* _Short problem a_
Repeat the passage of the article on Cuba's energy crisis word for word, beginning at the words "Two ships moving" and stopping after "(March 23, 2026).".

* _Text section_
Two ships moving through the Atlantic Ocean have caught the attention of maritime intelligence companies and geostrategists across the world. The Anatoly Kolodkin, owned by the Russian government and carrying an estimated 7,30,000 barrels of crude oil, is heading towards energy-starved Cuba in clear defiance of Donald Trump’s illegal energy blockade of the socialist island-nation. Shipping tracker firm Kpler reported that the Kolodkin could reach Cuba as early as Monday (March 23, 2026).

It would not be the first tanker attempting to bring Russian fuel to Cuba in recent weeks. The Sea Horse, loaded with 2,00,000 barrels of gas oil believed to be from Russia but owned by a Chinese firm, was headed to Cuba before it abruptly halted in the middle of the Atlantic last month — likely fearing consequences from the U.S. government. If the Russian ships arrive, defying the U.S. blockade, they will be Cuba’s first energy shipments in three months.

Even so, the relief would be temporary. The 7,30,000 barrels of crude can produce diesel, gasoline, and jet fuel, while also helping power the electric grid, Jorge Piñón, a former oil executive who studies Cuba’s energy at the University of Texas, told The New York Times. But the crude would first need to be refined, and Cuba’s refineries are highly inefficient, meaning it would likely take several weeks and waste oil in the process. The Russian shipment, Mr. Piñón said, would give Cuba “breathing room of no more than 30 days”.

The morning after Mr. Trump’s comments about “taking” Cuba earlier this week, Dmitry Peskov, a Kremlin spokesman, told reporters that Russia was in close contact with Cuba about its energy crisis and was “ready to provide all possible assistance.” Cuba, he added, is “an independent sovereign state that faces major economic difficulties due to the suffocating embargo imposed on the country.”

Russia’s help would be a massive succour to a desperate Cuba. The country’s entire electricity grid collapsed this week, leaving about 10 million people without power. Although the government managed to partially restore supply to parts of Havana, the consequences have been disastrous for ordinary Cubans. A report from the ground in Havana by The Guardian indicated that there are few cars on the roads, most airlines serving the island have suspended flights, the Canadian company Sherritt International has shuttered nickel mining operations in Cuba, state offices have closed, and schools have partly suspended classes. Many, the newspaper reported, are struggling with spoiled food, stifling heat, and sleepless children.

Cuba’s dependence on oil is structural: it accounts for 83% of total power generation, while oil products make up 56% of total energy consumption by industry, transport, agriculture, and households. For a country that imports roughly 80% of its food, prolonged blackouts are catastrophic as they interrupt refrigeration vital for preserving perishables. The archaic power network has been partially collapsing regularly since October 2024, with three national grid failures in the past four months alone.

[Layout region records]
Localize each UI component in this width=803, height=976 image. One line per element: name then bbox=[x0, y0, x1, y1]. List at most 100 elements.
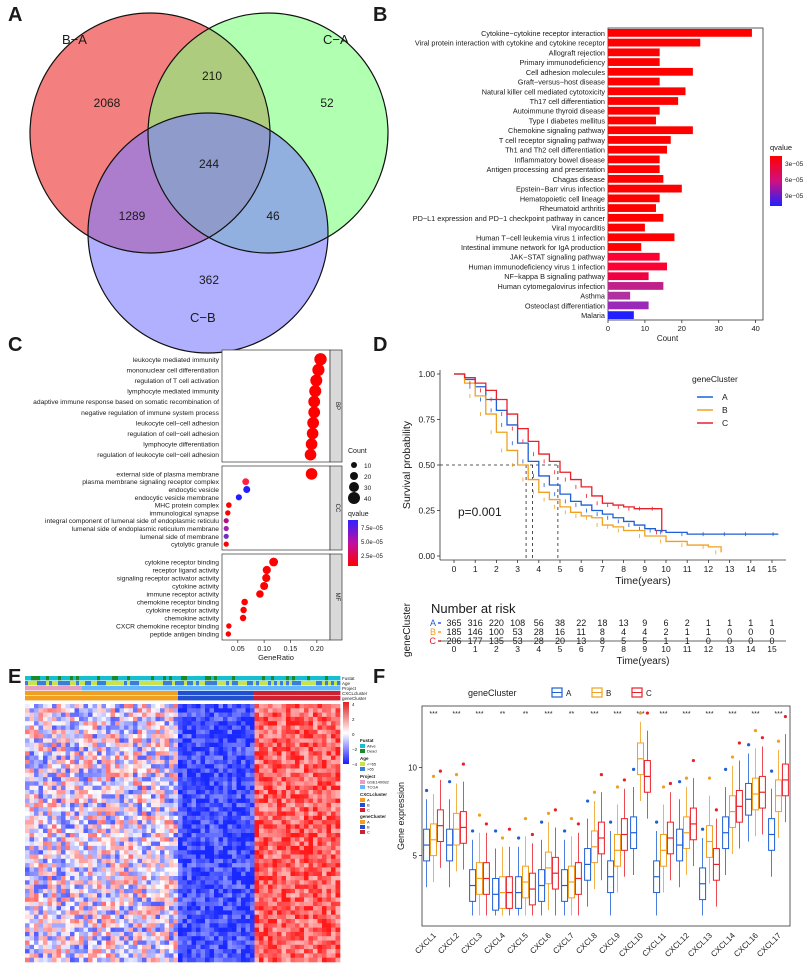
heatmap-cell bbox=[228, 889, 233, 894]
heatmap-annotation-cell bbox=[235, 676, 238, 680]
heatmap-annotation-cell bbox=[139, 681, 142, 685]
heatmap-cell bbox=[174, 730, 179, 735]
heatmap-cell bbox=[106, 846, 111, 851]
heatmap-cell bbox=[223, 820, 228, 825]
heatmap-cell bbox=[133, 898, 138, 903]
heatmap-cell bbox=[30, 790, 35, 795]
heatmap-annotation-cell bbox=[157, 676, 160, 680]
heatmap-cell bbox=[147, 717, 152, 722]
heatmap-cell bbox=[327, 794, 332, 799]
heatmap-cell bbox=[138, 713, 143, 718]
heatmap-cell bbox=[331, 713, 336, 718]
go-dot bbox=[306, 468, 318, 480]
heatmap-cell bbox=[196, 893, 201, 898]
heatmap-cell bbox=[57, 885, 62, 890]
heatmap-cell bbox=[183, 777, 188, 782]
heatmap-cell bbox=[160, 846, 165, 851]
heatmap-cell bbox=[237, 893, 242, 898]
heatmap-annotation-cell bbox=[40, 691, 43, 695]
heatmap-cell bbox=[246, 717, 251, 722]
heatmap-cell bbox=[313, 928, 318, 933]
heatmap-cell bbox=[120, 910, 125, 915]
heatmap-cell bbox=[187, 906, 192, 911]
heatmap-cell bbox=[111, 855, 116, 860]
heatmap-cell bbox=[309, 708, 314, 713]
heatmap-cell bbox=[48, 829, 53, 834]
heatmap-cell bbox=[142, 717, 147, 722]
heatmap-cell bbox=[318, 816, 323, 821]
heatmap-cell bbox=[106, 721, 111, 726]
heatmap-cell bbox=[291, 949, 296, 954]
heatmap-cell bbox=[219, 928, 224, 933]
go-dot bbox=[306, 438, 318, 450]
heatmap-cell bbox=[115, 781, 120, 786]
heatmap-cell bbox=[205, 764, 210, 769]
heatmap-cell bbox=[178, 941, 183, 946]
heatmap-cell bbox=[70, 743, 75, 748]
heatmap-cell bbox=[147, 837, 152, 842]
heatmap-cell bbox=[246, 743, 251, 748]
heatmap-cell bbox=[313, 906, 318, 911]
heatmap-cell bbox=[39, 730, 44, 735]
heatmap-cell bbox=[282, 773, 287, 778]
heatmap-cell bbox=[264, 781, 269, 786]
figure-canvas: B−A C−AC−B206821052128924446362Cytokine−c… bbox=[0, 0, 803, 976]
heatmap-cell bbox=[25, 885, 30, 890]
heatmap-cell bbox=[196, 738, 201, 743]
heatmap-cell bbox=[88, 941, 93, 946]
heatmap-cell bbox=[264, 855, 269, 860]
heatmap-cell bbox=[93, 708, 98, 713]
heatmap-cell bbox=[61, 721, 66, 726]
heatmap-cell bbox=[138, 747, 143, 752]
heatmap-cell bbox=[174, 906, 179, 911]
heatmap-cell bbox=[39, 842, 44, 847]
heatmap-cell bbox=[39, 910, 44, 915]
heatmap-cell bbox=[219, 833, 224, 838]
heatmap-cell bbox=[120, 949, 125, 954]
heatmap-cell bbox=[277, 876, 282, 881]
heatmap-cell bbox=[264, 859, 269, 864]
heatmap-cell bbox=[264, 799, 269, 804]
heatmap-cell bbox=[187, 790, 192, 795]
heatmap-cell bbox=[237, 730, 242, 735]
heatmap-cell bbox=[241, 876, 246, 881]
heatmap-cell bbox=[151, 855, 156, 860]
heatmap-cell bbox=[264, 876, 269, 881]
heatmap-cell bbox=[169, 867, 174, 872]
heatmap-cell bbox=[336, 859, 341, 864]
heatmap-cell bbox=[196, 915, 201, 920]
heatmap-cell bbox=[75, 906, 80, 911]
heatmap-cell bbox=[237, 898, 242, 903]
heatmap-cell bbox=[39, 807, 44, 812]
heatmap-cell bbox=[88, 799, 93, 804]
heatmap-cell bbox=[124, 790, 129, 795]
heatmap-cell bbox=[124, 859, 129, 864]
heatmap-annotation-cell bbox=[298, 676, 301, 680]
heatmap-annotation-cell bbox=[58, 696, 61, 700]
heatmap-cell bbox=[156, 824, 161, 829]
km-x-tick-label: 10 bbox=[661, 564, 671, 574]
heatmap-cell bbox=[250, 885, 255, 890]
heatmap-cell bbox=[183, 760, 188, 765]
heatmap-cell bbox=[57, 889, 62, 894]
heatmap-cell bbox=[336, 867, 341, 872]
heatmap-cell bbox=[304, 863, 309, 868]
go-x-tick-label: 0.05 bbox=[231, 646, 245, 653]
heatmap-annotation-cell bbox=[331, 676, 334, 680]
heatmap-cell bbox=[201, 743, 206, 748]
heatmap-annotation-cell bbox=[313, 696, 316, 700]
heatmap-cell bbox=[160, 812, 165, 817]
heatmap-annotation-cell bbox=[46, 691, 49, 695]
heatmap-cell bbox=[61, 906, 66, 911]
heatmap-annotation-cell bbox=[160, 691, 163, 695]
heatmap-cell bbox=[142, 855, 147, 860]
heatmap-cell bbox=[237, 915, 242, 920]
heatmap-cell bbox=[52, 760, 57, 765]
heatmap-cell bbox=[84, 713, 89, 718]
heatmap-cell bbox=[327, 872, 332, 877]
heatmap-cell bbox=[219, 850, 224, 855]
heatmap-cell bbox=[241, 932, 246, 937]
heatmap-annotation-cell bbox=[160, 681, 163, 685]
heatmap-cell bbox=[133, 842, 138, 847]
heatmap-cell bbox=[115, 885, 120, 890]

* _Short problem b_
In the rows, beginning at the line that has "heatmap-cell bbox=[228, 889, 233, 894]" and stopping after the line that has "heatmap-cell bbox=[327, 794, 332, 799]", rename "heatmap-annotation-cell" to "heatmap-label-cell" and leave everything else unchanged. Return only those rows.

* _Reply a_
Two ships moving through the Atlantic Ocean have caught the attention of maritime intelligence companies and geostrategists across the world. The Anatoly Kolodkin, owned by the Russian government and carrying an estimated 7,30,000 barrels of crude oil, is heading towards energy-starved Cuba in clear defiance of Donald Trump’s illegal energy blockade of the socialist island-nation. Shipping tracker firm Kpler reported that the Kolodkin could reach Cuba as early as Monday (March 23, 2026).

* _Reply b_
heatmap-cell bbox=[228, 889, 233, 894]
heatmap-label-cell bbox=[235, 676, 238, 680]
heatmap-label-cell bbox=[139, 681, 142, 685]
heatmap-cell bbox=[174, 730, 179, 735]
heatmap-cell bbox=[106, 846, 111, 851]
heatmap-cell bbox=[223, 820, 228, 825]
heatmap-cell bbox=[133, 898, 138, 903]
heatmap-cell bbox=[30, 790, 35, 795]
heatmap-label-cell bbox=[157, 676, 160, 680]
heatmap-cell bbox=[147, 717, 152, 722]
heatmap-cell bbox=[327, 794, 332, 799]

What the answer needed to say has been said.